List each line holding the string "ὥσπερ".

* MATERIAL PROVIDED
* START *

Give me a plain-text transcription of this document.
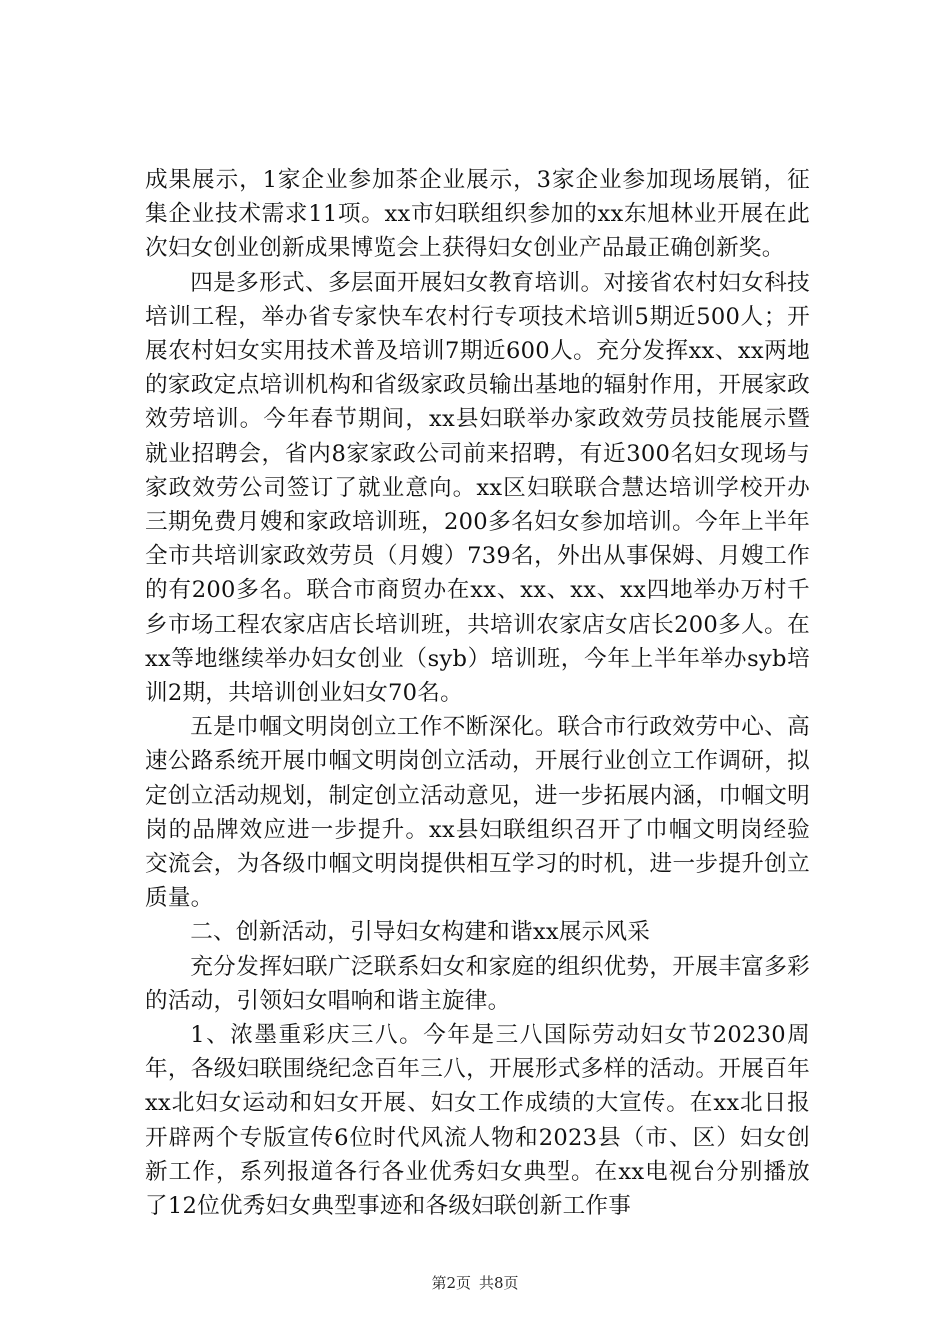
成果展示，1家企业参加茶企业展示，3家企业参加现场展销，征集企业技术需求11项。xx市妇联组织参加的xx东旭林业开展在此次妇女创业创新成果博览会上获得妇女创业产品最正确创新奖。

四是多形式、多层面开展妇女教育培训。对接省农村妇女科技培训工程，举办省专家快车农村行专项技术培训5期近500人；开展农村妇女实用技术普及培训7期近600人。充分发挥xx、xx两地的家政定点培训机构和省级家政员输出基地的辐射作用，开展家政效劳培训。今年春节期间，xx县妇联举办家政效劳员技能展示暨就业招聘会，省内8家家政公司前来招聘，有近300名妇女现场与家政效劳公司签订了就业意向。xx区妇联联合慧达培训学校开办三期免费月嫂和家政培训班，200多名妇女参加培训。今年上半年全市共培训家政效劳员（月嫂）739名，外出从事保姆、月嫂工作的有200多名。联合市商贸办在xx、xx、xx、xx四地举办万村千乡市场工程农家店店长培训班，共培训农家店女店长200多人。在xx等地继续举办妇女创业（syb）培训班，今年上半年举办syb培训2期，共培训创业妇女70名。

五是巾帼文明岗创立工作不断深化。联合市行政效劳中心、高速公路系统开展巾帼文明岗创立活动，开展行业创立工作调研，拟定创立活动规划，制定创立活动意见，进一步拓展内涵，巾帼文明岗的品牌效应进一步提升。xx县妇联组织召开了巾帼文明岗经验交流会，为各级巾帼文明岗提供相互学习的时机，进一步提升创立质量。

二、创新活动，引导妇女构建和谐xx展示风采

充分发挥妇联广泛联系妇女和家庭的组织优势，开展丰富多彩的活动，引领妇女唱响和谐主旋律。

1、浓墨重彩庆三八。今年是三八国际劳动妇女节20230周年，各级妇联围绕纪念百年三八，开展形式多样的活动。开展百年xx北妇女运动和妇女开展、妇女工作成绩的大宣传。在xx北日报开辟两个专版宣传6位时代风流人物和2023县（市、区）妇女创新工作，系列报道各行各业优秀妇女典型。在xx电视台分别播放了12位优秀妇女典型事迹和各级妇联创新工作事

第2页 共8页
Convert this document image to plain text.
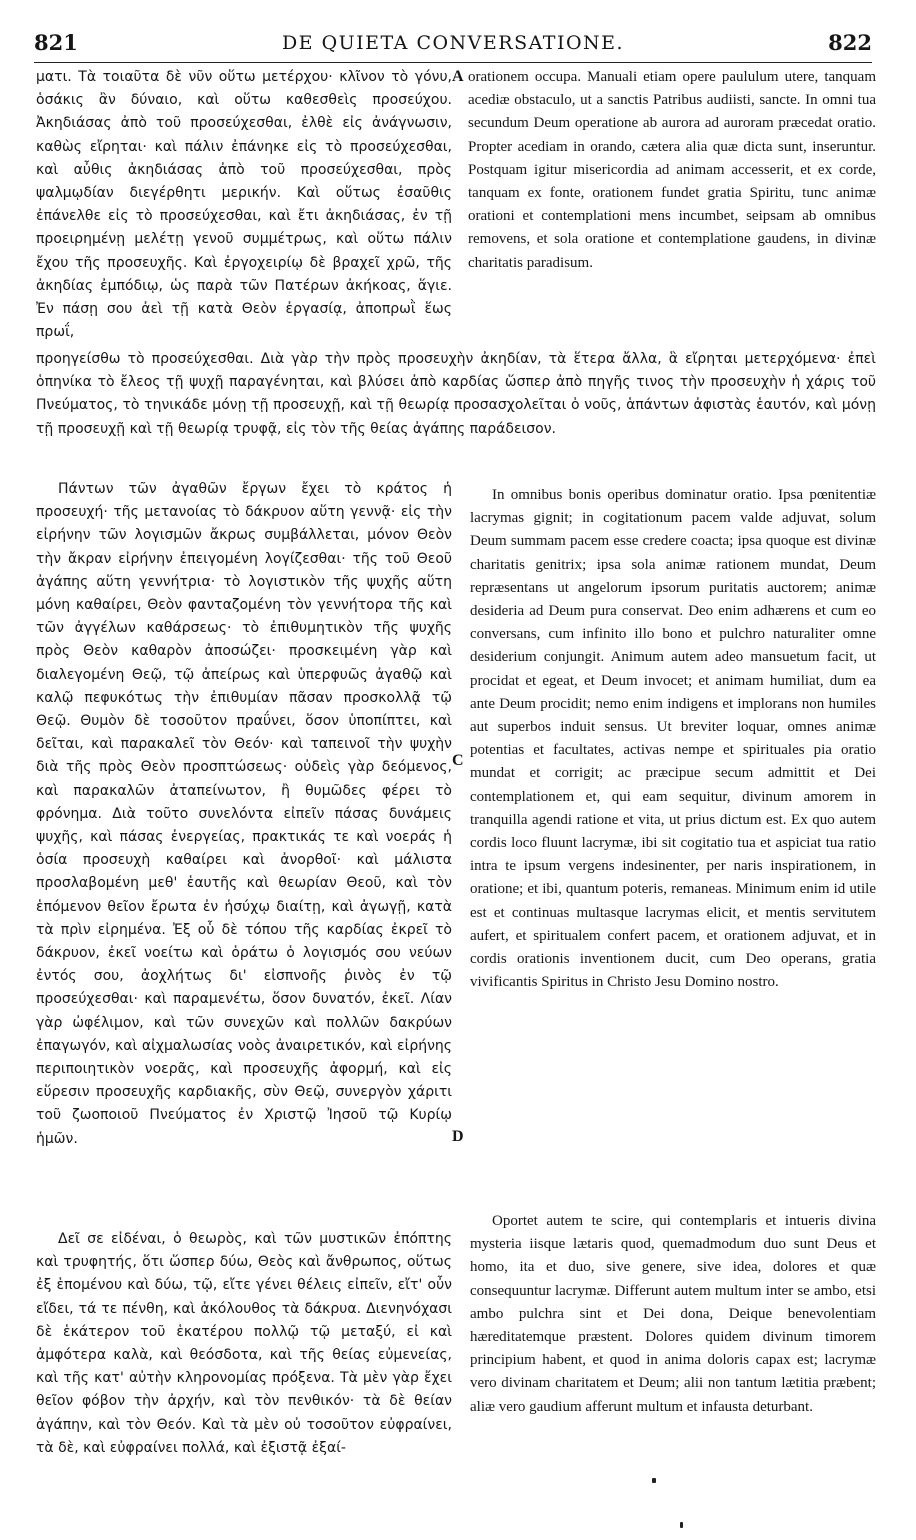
821	DE QUIETA CONVERSATIONE.	822

ματι. Τὰ τοιαῦτα δὲ νῦν οὕτω μετέρχου· κλῖνον τὸ γόνυ, ὁσάκις ἂν δύναιο, καὶ οὕτω καθεσθεὶς προσεύχου. Ἀκηδιάσας ἀπὸ τοῦ προσεύχεσθαι, ἐλθὲ εἰς ἀνάγνωσιν, καθὼς εἴρηται· καὶ πάλιν ἐπάνηκε εἰς τὸ προσεύχεσθαι, καὶ αὖθις ἀκηδιάσας ἀπὸ τοῦ προσεύχεσθαι, πρὸς ψαλμῳδίαν διεγέρθητι μερικήν. Καὶ οὕτως ἐσαῦθις ἐπάνελθε εἰς τὸ προσεύχεσθαι, καὶ ἔτι ἀκηδιάσας, ἐν τῇ προειρημένῃ μελέτῃ γενοῦ συμμέτρως, καὶ οὕτω πάλιν ἔχου τῆς προσευχῆς. Καὶ ἐργοχειρίῳ δὲ βραχεῖ χρῶ, τῆς ἀκηδίας ἐμπόδιῳ, ὡς παρὰ τῶν Πατέρων ἀκήκοας, ἅγιε. Ἐν πάσῃ σου ἀεὶ τῇ κατὰ Θεὸν ἐργασίᾳ, ἀποπρωῒ ἕως πρωΐ,

A orationem occupa. Manuali etiam opere paululum utere, tanquam acediæ obstaculo, ut a sanctis Patribus audiisti, sancte. In omni tua secundum Deum operatione ab aurora ad auroram præcedat oratio. Propter acediam in orando, cætera alia quæ dicta sunt, inseruntur. Postquam igitur misericordia ad animam accesserit, et ex corde, tanquam ex fonte, orationem fundet gratia Spiritu, tunc animæ orationi et contemplationi mens incumbet, seipsam ab omnibus removens, et sola oratione et contemplatione gaudens, in divinæ charitatis paradisum.

προηγείσθω τὸ προσεύχεσθαι. Διὰ γὰρ τὴν πρὸς προσευχὴν ἀκηδίαν, τὰ ἕτερα ἄλλα, ἃ εἴρηται μετερχόμενα· ἐπεὶ ὁπηνίκα τὸ ἔλεος τῇ ψυχῇ παραγένηται, καὶ βλύσει ἀπὸ καρδίας ὥσπερ ἀπὸ πηγῆς τινος τὴν προσευχὴν ἡ χάρις τοῦ Πνεύματος, τὸ τηνικάδε μόνῃ τῇ προσευχῇ, καὶ τῇ θεωρίᾳ προσασχολεῖται ὁ νοῦς, ἁπάντων ἀφιστὰς ἑαυτόν, καὶ μόνῃ τῇ προσευχῇ καὶ τῇ θεωρίᾳ τρυφᾷ, εἰς τὸν τῆς θείας ἀγάπης παράδεισον.

Πάντων τῶν ἀγαθῶν ἔργων ἔχει τὸ κράτος ἡ προσευχή· τῆς μετανοίας τὸ δάκρυον αὕτη γεννᾷ· εἰς τὴν εἰρήνην τῶν λογισμῶν ἄκρως συμβάλλεται, μόνον Θεὸν τὴν ἄκραν εἰρήνην ἐπειγομένη λογίζεσθαι· τῆς τοῦ Θεοῦ ἀγάπης αὕτη γεννήτρια· τὸ λογιστικὸν τῆς ψυχῆς αὕτη μόνη καθαίρει, Θεὸν φανταζομένη τὸν γεννήτορα τῆς καὶ τῶν ἀγγέλων καθάρσεως· τὸ ἐπιθυμητικὸν τῆς ψυχῆς πρὸς Θεὸν καθαρὸν ἀποσώζει· προσκειμένη γὰρ καὶ διαλεγομένη Θεῷ, τῷ ἀπείρως καὶ ὑπερφυῶς ἀγαθῷ καὶ καλῷ πεφυκότως τὴν ἐπιθυμίαν πᾶσαν προσκολλᾷ τῷ Θεῷ. Θυμὸν δὲ τοσοῦτον πραΰνει, ὅσον ὑποπίπτει, καὶ δεῖται, καὶ παρακαλεῖ τὸν Θεόν· καὶ ταπεινοῖ τὴν ψυχὴν διὰ τῆς πρὸς Θεὸν προσπτώσεως· οὐδεὶς γὰρ δεόμενος, καὶ παρακαλῶν ἀταπείνωτον, ἢ θυμῶδες φέρει τὸ φρόνημα. Διὰ τοῦτο συνελόντα εἰπεῖν πάσας δυνάμεις ψυχῆς, καὶ πάσας ἐνεργείας, πρακτικάς τε καὶ νοεράς ἡ ὁσία προσευχὴ καθαίρει καὶ ἀνορθοῖ· καὶ μάλιστα προσλαβομένη μεθ' ἑαυτῆς καὶ θεωρίαν Θεοῦ, καὶ τὸν ἑπόμενον θεῖον ἔρωτα ἐν ἡσύχῳ διαίτῃ, καὶ ἀγωγῇ, κατὰ τὰ πρὶν εἰρημένα. Ἐξ οὗ δὲ τόπου τῆς καρδίας ἐκρεῖ τὸ δάκρυον, ἐκεῖ νοείτω καὶ ὁράτω ὁ λογισμός σου νεύων ἐντός σου, ἀοχλήτως δι' εἰσπνοῆς ῥινὸς ἐν τῷ προσεύχεσθαι· καὶ παραμενέτω, ὅσον δυνατόν, ἐκεῖ. Λίαν γὰρ ὠφέλιμον, καὶ τῶν συνεχῶν καὶ πολλῶν δακρύων ἐπαγωγόν, καὶ αἰχμαλωσίας νοὸς ἀναιρετικόν, καὶ εἰρήνης περιποιητικὸν νοερᾶς, καὶ προσευχῆς ἀφορμή, καὶ εἰς εὕρεσιν προσευχῆς καρδιακῆς, σὺν Θεῷ, συνεργὸν χάριτι τοῦ ζωοποιοῦ Πνεύματος ἐν Χριστῷ Ἰησοῦ τῷ Κυρίῳ ἡμῶν.

C
D

In omnibus bonis operibus dominatur oratio. Ipsa pœnitentiæ lacrymas gignit; in cogitationum pacem valde adjuvat, solum Deum summam pacem esse credere coacta; ipsa quoque est divinæ charitatis genitrix; ipsa sola animæ rationem mundat, Deum repræsentans ut angelorum ipsorum puritatis auctorem; animæ desideria ad Deum pura conservat. Deo enim adhærens et cum eo conversans, cum infinito illo bono et pulchro naturaliter omne desiderium conjungit. Animum autem adeo mansuetum facit, ut procidat et egeat, et Deum invocet; et animam humiliat, dum ea ante Deum procidit; nemo enim indigens et implorans non humiles aut superbos induit sensus. Ut breviter loquar, omnes animæ potentias et facultates, activas nempe et spirituales pia oratio mundat et corrigit; ac præcipue secum admittit et Dei contemplationem et, qui eam sequitur, divinum amorem in tranquilla agendi ratione et vita, ut prius dictum est. Ex quo autem cordis loco fluunt lacrymæ, ibi sit cogitatio tua et aspiciat tua ratio intra te ipsum vergens indesinenter, per naris inspirationem, in oratione; et ibi, quantum poteris, remaneas. Minimum enim id utile est et continuas multasque lacrymas elicit, et mentis servitutem aufert, et spiritualem confert pacem, et orationem adjuvat, et in cordis orationis inventionem ducit, cum Deo operans, gratia vivificantis Spiritus in Christo Jesu Domino nostro.

Δεῖ σε εἰδέναι, ὁ θεωρὸς, καὶ τῶν μυστικῶν ἐπόπτης καὶ τρυφητής, ὅτι ὥσπερ δύω, Θεὸς καὶ ἄνθρωπος, οὕτως ἐξ ἑπομένου καὶ δύω, τῷ, εἴτε γένει θέλεις εἰπεῖν, εἴτ' οὖν εἴδει, τά τε πένθη, καὶ ἀκόλουθος τὰ δάκρυα. Διενηνόχασι δὲ ἑκάτερον τοῦ ἑκατέρου πολλῷ τῷ μεταξύ, εἰ καὶ ἀμφότερα καλὰ, καὶ θεόσδοτα, καὶ τῆς θείας εὐμενείας, καὶ τῆς κατ' αὐτὴν κληρονομίας πρόξενα. Τὰ μὲν γὰρ ἔχει θεῖον φόβον τὴν ἀρχήν, καὶ τὸν πενθικόν· τὰ δὲ θείαν ἀγάπην, καὶ τὸν Θεόν. Καὶ τὰ μὲν οὐ τοσοῦτον εὐφραίνει, τὰ δὲ, καὶ εὐφραίνει πολλά, καὶ ἐξιστᾷ ἐξαί-

Oportet autem te scire, qui contemplaris et intueris divina mysteria iisque lætaris quod, quemadmodum duo sunt Deus et homo, ita et duo, sive genere, sive idea, dolores et quæ consequuntur lacrymæ. Differunt autem multum inter se ambo, etsi ambo pulchra sint et Dei dona, Deique benevolentiam hæreditatemque præstent. Dolores quidem divinum timorem principium habent, et quod in anima doloris capax est; lacrymæ vero divinam charitatem et Deum; alii non tantum lætitia præbent; aliæ vero gaudium afferunt multum et infausta deturbant.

* END *

* WORKED SOLUTION
προηγείσθω τὸ προσεύχεσθαι. Διὰ γὰρ τὴν πρὸς προσευχὴν ἀκηδίαν, τὰ ἕτερα ἄλλα, ἃ εἴρηται μετερχόμενα· ἐπεὶ ὁπηνίκα τὸ ἔλεος τῇ ψυχῇ παραγένηται, καὶ βλύσει ἀπὸ καρδίας ὥσπερ ἀπὸ πηγῆς τινος τὴν προσευχὴν ἡ χάρις τοῦ Πνεύματος, τὸ τηνικάδε μόνῃ τῇ προσευχῇ, καὶ τῇ θεωρίᾳ προσασχολεῖται ὁ νοῦς, ἁπάντων ἀφιστὰς ἑαυτόν, καὶ μόνῃ τῇ προσευχῇ καὶ τῇ θεωρίᾳ τρυφᾷ, εἰς τὸν τῆς θείας ἀγάπης παράδεισον.
Δεῖ σε εἰδέναι, ὁ θεωρὸς, καὶ τῶν μυστικῶν ἐπόπτης καὶ τρυφητής, ὅτι ὥσπερ δύω, Θεὸς καὶ ἄνθρωπος, οὕτως ἐξ ἑπομένου καὶ δύω, τῷ, εἴτε γένει θέλεις εἰπεῖν, εἴτ' οὖν εἴδει, τά τε πένθη, καὶ ἀκόλουθος τὰ δάκρυα. Διενηνόχασι δὲ ἑκάτερον τοῦ ἑκατέρου πολλῷ τῷ μεταξύ, εἰ καὶ ἀμφότερα καλὰ, καὶ θεόσδοτα, καὶ τῆς θείας εὐμενείας, καὶ τῆς κατ' αὐτὴν κληρονομίας πρόξενα. Τὰ μὲν γὰρ ἔχει θεῖον φόβον τὴν ἀρχήν, καὶ τὸν πενθικόν· τὰ δὲ θείαν ἀγάπην, καὶ τὸν Θεόν. Καὶ τὰ μὲν οὐ τοσοῦτον εὐφραίνει, τὰ δὲ, καὶ εὐφραίνει πολλά, καὶ ἐξιστᾷ ἐξαί-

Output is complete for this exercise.